Entries from a dataset:
*****

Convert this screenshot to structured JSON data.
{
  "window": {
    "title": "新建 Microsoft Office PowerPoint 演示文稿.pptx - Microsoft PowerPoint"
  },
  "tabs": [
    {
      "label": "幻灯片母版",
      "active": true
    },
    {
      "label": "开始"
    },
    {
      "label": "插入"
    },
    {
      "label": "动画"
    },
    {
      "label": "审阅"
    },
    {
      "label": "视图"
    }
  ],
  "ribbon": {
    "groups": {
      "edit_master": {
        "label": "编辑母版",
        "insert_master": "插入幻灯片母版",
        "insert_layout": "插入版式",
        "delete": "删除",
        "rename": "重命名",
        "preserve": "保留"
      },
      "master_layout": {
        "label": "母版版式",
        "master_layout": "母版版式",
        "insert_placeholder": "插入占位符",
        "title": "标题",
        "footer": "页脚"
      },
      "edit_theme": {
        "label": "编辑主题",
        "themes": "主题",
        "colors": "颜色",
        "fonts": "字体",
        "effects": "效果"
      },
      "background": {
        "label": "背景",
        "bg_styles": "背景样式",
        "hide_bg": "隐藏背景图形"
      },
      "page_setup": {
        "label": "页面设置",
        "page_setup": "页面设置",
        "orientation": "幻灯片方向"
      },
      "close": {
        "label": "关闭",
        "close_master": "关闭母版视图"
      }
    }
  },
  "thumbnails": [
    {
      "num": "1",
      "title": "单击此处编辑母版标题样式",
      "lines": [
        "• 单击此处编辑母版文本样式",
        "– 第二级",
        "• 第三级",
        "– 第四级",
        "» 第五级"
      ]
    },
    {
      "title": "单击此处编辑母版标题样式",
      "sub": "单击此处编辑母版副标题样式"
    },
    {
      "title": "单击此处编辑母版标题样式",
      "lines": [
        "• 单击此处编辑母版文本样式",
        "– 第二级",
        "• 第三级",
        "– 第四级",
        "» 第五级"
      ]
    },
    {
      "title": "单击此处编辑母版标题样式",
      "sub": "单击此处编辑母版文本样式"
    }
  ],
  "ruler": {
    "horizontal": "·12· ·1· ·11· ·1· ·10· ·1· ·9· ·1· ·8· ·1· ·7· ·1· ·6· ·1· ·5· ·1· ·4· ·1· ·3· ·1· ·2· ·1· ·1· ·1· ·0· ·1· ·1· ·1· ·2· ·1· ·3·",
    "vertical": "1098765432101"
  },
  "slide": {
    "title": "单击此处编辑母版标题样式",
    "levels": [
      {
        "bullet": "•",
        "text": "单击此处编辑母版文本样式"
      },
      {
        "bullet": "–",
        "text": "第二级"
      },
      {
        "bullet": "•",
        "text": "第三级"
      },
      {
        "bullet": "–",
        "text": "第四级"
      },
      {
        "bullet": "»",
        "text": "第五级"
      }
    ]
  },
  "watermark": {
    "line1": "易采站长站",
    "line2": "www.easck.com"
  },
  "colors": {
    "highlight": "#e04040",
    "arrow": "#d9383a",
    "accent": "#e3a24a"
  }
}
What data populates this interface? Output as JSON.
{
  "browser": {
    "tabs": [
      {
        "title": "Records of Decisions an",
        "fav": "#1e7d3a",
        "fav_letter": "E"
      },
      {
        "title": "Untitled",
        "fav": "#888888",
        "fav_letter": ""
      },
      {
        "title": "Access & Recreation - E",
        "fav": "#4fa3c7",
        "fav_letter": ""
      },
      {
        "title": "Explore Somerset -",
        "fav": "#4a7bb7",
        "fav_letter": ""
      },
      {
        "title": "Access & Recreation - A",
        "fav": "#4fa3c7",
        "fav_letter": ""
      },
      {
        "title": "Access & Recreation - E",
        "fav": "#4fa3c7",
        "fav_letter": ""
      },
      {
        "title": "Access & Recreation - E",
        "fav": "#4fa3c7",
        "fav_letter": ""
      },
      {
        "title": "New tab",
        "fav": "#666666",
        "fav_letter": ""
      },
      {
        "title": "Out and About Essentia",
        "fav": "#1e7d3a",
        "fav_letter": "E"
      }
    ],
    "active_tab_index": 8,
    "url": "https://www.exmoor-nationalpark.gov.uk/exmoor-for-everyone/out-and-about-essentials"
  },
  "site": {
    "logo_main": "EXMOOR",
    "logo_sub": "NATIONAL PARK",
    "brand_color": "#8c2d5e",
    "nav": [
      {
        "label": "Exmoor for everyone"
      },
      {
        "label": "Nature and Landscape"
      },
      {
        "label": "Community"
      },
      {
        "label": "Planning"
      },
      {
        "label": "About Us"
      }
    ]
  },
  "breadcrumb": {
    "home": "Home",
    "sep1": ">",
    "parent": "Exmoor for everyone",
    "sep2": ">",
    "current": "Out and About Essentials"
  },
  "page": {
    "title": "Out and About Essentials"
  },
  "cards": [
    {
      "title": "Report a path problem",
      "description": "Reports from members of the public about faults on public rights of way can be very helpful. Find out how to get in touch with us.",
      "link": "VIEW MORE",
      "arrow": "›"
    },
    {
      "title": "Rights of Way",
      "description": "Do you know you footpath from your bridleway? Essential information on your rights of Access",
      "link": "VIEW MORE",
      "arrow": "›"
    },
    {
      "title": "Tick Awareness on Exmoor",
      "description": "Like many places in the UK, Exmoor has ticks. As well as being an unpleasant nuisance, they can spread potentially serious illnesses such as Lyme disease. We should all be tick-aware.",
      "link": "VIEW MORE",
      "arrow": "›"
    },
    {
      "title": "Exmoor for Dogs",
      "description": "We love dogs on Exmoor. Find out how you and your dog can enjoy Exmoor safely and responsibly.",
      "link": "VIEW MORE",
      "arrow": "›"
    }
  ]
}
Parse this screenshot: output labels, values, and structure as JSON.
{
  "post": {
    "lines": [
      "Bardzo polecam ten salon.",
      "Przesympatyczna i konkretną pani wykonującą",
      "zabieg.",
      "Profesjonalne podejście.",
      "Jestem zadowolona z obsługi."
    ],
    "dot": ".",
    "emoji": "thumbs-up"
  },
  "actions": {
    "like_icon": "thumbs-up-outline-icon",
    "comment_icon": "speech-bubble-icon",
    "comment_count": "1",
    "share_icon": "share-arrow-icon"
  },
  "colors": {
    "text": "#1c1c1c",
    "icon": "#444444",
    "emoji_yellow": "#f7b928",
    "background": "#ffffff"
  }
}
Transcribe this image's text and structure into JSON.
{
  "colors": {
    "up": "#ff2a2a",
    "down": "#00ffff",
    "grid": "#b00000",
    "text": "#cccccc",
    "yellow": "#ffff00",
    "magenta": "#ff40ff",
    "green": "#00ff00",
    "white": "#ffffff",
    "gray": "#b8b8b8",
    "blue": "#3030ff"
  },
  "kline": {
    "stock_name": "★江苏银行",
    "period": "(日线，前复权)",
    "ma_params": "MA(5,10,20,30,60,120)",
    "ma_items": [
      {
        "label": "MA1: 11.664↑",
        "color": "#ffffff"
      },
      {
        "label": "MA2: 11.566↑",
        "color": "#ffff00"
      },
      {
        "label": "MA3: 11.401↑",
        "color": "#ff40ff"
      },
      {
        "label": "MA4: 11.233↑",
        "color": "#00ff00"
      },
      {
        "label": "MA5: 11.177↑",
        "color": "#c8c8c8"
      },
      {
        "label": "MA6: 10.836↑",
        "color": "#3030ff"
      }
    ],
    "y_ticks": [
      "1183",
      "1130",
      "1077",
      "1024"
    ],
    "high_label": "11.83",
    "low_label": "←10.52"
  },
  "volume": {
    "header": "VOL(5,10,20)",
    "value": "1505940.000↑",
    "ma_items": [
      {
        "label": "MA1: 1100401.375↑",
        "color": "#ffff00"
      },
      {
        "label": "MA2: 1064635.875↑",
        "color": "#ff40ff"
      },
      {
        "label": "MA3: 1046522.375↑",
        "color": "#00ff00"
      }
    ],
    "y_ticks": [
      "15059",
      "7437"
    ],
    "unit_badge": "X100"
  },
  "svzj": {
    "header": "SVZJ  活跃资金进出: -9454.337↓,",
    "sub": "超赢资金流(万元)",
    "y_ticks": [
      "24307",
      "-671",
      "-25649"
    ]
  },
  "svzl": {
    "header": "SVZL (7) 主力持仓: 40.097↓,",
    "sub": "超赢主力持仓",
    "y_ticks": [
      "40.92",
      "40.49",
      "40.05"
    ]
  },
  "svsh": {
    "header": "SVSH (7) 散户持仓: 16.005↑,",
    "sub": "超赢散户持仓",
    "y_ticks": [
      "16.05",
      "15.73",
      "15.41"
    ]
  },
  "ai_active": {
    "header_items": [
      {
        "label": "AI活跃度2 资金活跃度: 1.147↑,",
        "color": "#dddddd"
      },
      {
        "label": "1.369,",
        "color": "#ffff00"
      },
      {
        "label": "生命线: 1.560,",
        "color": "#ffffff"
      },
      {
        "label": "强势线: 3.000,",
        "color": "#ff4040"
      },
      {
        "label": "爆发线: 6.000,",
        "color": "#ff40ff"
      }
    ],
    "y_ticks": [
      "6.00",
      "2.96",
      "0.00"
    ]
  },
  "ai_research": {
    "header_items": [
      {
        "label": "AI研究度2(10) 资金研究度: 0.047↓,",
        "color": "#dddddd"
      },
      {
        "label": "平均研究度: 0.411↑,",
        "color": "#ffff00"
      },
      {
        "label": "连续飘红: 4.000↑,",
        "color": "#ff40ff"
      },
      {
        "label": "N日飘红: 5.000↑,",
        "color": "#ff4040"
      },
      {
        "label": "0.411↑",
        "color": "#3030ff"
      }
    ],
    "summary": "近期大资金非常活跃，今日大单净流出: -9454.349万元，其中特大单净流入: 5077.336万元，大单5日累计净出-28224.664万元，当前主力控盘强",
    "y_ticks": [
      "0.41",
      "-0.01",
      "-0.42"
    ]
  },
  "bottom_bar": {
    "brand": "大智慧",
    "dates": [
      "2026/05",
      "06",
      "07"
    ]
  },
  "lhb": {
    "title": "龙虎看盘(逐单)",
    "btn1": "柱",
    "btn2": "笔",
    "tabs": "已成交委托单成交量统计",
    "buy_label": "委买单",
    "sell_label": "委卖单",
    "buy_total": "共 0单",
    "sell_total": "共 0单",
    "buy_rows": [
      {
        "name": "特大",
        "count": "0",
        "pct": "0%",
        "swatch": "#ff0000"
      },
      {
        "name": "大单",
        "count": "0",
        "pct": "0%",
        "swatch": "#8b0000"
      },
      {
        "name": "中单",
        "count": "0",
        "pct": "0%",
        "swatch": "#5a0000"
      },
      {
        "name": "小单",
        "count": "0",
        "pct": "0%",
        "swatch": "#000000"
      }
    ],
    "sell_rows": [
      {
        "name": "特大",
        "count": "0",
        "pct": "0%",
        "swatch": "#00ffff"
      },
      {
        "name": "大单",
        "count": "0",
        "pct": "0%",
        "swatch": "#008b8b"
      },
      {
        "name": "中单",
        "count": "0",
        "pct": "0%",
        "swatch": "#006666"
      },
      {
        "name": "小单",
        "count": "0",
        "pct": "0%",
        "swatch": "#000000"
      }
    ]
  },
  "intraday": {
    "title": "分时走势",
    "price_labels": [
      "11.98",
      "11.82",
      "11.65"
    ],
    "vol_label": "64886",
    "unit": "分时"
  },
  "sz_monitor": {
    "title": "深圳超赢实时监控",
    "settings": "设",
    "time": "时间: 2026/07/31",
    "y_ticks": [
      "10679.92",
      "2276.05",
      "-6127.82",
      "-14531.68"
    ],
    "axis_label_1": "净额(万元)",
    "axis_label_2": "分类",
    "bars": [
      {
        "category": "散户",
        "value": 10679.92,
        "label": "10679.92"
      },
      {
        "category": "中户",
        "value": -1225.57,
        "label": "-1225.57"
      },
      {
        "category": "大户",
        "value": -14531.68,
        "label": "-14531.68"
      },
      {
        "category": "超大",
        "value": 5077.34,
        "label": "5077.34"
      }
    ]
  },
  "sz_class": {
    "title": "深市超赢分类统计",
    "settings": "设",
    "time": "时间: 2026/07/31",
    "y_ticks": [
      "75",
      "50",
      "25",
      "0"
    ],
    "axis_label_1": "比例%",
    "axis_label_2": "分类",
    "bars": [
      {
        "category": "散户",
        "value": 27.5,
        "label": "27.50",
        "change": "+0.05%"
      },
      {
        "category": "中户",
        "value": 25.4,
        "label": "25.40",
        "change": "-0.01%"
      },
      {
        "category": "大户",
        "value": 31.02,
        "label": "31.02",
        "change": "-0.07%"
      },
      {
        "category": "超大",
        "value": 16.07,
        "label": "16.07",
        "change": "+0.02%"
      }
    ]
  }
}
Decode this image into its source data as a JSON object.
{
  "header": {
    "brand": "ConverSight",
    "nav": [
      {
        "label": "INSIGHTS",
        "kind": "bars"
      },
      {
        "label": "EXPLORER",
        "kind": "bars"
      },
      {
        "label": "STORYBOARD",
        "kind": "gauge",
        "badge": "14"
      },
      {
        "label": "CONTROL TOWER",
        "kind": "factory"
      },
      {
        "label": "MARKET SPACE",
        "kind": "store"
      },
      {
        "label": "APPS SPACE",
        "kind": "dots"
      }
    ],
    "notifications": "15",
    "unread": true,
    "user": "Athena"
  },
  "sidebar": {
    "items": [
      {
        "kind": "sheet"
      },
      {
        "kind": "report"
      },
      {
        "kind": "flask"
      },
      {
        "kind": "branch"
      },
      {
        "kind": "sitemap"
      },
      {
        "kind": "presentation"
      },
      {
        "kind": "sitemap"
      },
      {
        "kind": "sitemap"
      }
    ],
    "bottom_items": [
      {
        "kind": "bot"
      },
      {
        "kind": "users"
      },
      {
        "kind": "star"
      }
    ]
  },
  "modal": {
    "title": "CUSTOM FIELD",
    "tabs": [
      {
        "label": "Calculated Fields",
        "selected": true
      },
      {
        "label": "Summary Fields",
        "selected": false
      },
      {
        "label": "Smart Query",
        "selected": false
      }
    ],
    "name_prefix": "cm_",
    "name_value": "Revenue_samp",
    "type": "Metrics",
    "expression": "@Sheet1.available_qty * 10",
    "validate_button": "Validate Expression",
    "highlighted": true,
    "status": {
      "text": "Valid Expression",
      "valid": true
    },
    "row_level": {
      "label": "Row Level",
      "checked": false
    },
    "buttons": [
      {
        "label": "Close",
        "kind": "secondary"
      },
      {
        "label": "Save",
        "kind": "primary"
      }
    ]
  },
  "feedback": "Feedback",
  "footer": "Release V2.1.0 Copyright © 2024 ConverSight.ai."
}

*****

**THE EXERCISE**
Identify every line above with the string "icon" in it. Copy those lines.

**RESULT OF THIS TASK**
    "like_icon": "thumbs-up-outline-icon",
    "comment_icon": "speech-bubble-icon",
    "share_icon": "share-arrow-icon"
    "icon": "#444444",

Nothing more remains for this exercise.